Your goal: Pull out from the material below all lines with "this".

[Dataset entries on figures]
- - -
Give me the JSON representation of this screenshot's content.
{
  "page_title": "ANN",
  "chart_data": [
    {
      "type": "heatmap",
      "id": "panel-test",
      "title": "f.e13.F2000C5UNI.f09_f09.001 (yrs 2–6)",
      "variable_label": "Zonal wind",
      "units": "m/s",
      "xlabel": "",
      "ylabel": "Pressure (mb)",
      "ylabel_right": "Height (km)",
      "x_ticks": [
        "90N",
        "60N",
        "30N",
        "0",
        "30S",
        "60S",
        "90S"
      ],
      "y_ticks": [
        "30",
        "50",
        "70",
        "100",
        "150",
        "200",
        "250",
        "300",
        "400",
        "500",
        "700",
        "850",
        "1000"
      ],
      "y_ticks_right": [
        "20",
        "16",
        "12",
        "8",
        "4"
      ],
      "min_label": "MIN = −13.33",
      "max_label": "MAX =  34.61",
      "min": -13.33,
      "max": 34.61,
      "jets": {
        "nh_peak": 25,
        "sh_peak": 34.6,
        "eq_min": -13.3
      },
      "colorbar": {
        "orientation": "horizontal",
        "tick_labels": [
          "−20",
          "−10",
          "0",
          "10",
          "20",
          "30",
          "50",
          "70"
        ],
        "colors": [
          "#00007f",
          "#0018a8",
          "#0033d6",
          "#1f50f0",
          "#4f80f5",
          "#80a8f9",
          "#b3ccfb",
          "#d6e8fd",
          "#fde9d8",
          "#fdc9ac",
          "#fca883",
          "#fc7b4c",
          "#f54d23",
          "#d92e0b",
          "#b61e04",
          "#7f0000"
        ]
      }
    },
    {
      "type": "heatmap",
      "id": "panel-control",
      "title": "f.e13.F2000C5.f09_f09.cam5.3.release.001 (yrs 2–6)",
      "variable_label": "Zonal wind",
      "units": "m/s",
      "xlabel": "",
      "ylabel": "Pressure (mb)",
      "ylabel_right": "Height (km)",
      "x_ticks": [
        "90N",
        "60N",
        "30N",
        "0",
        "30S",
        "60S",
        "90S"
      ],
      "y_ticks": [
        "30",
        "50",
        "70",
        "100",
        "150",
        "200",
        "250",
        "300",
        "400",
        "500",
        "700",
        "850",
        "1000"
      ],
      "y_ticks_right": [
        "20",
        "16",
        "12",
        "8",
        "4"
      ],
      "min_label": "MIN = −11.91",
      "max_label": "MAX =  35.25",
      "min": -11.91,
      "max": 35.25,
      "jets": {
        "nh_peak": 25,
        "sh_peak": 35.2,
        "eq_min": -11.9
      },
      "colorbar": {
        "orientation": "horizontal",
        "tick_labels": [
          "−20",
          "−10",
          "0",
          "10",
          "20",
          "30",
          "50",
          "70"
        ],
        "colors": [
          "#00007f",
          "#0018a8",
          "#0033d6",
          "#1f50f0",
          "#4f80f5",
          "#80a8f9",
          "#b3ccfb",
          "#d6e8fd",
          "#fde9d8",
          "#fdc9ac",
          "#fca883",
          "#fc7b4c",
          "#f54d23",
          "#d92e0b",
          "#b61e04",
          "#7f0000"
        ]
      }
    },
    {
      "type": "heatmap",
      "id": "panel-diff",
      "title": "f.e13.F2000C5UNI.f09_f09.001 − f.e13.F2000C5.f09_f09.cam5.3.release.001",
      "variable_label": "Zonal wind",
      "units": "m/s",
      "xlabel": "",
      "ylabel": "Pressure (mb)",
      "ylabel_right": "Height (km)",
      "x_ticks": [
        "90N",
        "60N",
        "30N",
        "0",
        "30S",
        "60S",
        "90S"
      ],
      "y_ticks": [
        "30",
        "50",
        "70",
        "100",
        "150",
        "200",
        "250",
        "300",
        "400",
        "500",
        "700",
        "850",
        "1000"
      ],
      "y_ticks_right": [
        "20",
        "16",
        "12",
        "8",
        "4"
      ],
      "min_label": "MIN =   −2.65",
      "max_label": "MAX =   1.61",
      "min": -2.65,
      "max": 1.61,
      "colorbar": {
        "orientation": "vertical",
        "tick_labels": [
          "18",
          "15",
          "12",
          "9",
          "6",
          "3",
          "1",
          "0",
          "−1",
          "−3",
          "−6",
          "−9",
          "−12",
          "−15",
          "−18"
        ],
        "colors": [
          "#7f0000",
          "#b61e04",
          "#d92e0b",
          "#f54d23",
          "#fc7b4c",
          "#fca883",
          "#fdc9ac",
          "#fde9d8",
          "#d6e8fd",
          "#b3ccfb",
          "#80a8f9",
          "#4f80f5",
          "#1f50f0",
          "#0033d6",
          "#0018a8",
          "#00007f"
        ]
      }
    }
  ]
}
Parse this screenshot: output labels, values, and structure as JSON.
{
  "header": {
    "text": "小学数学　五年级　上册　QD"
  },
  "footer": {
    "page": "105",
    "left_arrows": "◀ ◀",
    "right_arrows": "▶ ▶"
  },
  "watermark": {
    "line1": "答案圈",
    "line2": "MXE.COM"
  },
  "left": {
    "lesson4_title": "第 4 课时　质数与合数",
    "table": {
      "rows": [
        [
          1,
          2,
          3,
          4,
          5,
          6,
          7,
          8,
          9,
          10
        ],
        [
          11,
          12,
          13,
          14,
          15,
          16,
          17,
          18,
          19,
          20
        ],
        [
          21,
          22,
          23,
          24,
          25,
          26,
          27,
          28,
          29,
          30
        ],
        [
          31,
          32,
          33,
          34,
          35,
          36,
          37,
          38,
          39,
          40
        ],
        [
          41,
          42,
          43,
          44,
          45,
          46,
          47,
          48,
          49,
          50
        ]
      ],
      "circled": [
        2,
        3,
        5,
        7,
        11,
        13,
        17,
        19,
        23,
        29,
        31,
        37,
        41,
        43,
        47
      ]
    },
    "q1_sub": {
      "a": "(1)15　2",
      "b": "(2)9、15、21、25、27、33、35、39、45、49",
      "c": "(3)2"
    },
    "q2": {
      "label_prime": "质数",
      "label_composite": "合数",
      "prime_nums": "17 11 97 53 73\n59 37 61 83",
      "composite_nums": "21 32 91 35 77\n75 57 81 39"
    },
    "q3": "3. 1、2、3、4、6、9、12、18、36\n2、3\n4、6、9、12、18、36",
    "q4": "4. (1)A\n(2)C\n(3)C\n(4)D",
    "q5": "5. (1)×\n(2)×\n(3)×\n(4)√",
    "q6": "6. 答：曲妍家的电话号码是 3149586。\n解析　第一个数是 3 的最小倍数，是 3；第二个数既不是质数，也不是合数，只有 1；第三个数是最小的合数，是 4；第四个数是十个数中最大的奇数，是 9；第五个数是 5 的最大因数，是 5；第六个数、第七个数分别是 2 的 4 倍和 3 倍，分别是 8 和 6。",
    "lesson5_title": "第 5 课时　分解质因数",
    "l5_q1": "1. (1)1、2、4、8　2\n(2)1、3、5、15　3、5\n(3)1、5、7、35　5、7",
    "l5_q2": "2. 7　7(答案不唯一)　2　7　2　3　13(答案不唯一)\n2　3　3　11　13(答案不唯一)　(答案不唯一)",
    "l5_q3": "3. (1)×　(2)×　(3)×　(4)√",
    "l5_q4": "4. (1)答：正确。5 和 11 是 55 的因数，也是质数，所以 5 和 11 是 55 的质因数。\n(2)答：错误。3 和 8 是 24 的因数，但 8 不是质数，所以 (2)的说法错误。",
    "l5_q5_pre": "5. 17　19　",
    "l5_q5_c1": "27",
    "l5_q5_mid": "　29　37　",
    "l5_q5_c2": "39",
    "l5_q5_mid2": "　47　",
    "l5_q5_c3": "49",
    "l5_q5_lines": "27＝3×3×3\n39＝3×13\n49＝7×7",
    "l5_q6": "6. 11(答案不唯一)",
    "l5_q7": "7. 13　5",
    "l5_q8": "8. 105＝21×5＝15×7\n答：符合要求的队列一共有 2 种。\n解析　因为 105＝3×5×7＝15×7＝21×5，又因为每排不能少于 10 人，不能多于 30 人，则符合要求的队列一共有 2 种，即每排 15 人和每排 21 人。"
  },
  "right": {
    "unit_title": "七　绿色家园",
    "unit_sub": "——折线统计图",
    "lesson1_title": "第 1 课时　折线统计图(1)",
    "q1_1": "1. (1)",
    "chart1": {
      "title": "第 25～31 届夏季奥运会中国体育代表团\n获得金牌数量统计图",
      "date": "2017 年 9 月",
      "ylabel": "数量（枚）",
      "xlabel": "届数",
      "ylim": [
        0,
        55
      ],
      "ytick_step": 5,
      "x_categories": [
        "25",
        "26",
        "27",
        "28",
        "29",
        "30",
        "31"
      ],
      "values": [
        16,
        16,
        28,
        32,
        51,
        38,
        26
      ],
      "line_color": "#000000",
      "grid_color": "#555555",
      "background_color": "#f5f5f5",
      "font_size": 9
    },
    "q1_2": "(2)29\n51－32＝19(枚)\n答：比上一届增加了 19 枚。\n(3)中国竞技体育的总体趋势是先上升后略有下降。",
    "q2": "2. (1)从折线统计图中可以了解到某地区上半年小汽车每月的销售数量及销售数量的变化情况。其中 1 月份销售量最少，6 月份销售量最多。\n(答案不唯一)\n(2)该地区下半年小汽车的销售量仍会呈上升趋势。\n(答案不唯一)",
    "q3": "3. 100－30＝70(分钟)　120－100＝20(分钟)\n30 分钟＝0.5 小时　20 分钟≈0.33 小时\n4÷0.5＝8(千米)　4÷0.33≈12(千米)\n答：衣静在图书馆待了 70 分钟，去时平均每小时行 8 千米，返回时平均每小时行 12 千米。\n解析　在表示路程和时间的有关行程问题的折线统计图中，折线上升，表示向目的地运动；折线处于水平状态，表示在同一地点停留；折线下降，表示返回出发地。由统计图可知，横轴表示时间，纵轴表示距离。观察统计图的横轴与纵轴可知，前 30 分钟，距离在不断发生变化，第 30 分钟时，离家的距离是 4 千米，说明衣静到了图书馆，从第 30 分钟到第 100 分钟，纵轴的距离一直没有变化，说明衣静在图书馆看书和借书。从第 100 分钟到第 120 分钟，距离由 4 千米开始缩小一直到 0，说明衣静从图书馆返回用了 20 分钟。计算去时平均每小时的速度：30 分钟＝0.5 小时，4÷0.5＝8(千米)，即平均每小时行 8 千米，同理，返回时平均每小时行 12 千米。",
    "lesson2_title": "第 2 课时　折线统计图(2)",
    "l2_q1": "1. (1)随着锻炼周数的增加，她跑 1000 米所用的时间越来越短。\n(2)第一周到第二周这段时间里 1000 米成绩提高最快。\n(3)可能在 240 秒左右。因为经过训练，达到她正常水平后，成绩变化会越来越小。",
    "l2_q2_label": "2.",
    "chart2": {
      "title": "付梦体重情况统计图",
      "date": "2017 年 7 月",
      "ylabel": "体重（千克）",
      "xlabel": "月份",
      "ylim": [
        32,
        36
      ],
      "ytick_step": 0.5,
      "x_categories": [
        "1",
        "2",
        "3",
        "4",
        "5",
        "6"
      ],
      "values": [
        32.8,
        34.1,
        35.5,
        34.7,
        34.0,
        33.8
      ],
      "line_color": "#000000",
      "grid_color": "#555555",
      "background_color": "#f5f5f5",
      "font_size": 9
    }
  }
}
- - -
Final result:
Give me the JSON representation of this screenshot's content.
Parse this screenshot: output labels, values, and structure as JSON.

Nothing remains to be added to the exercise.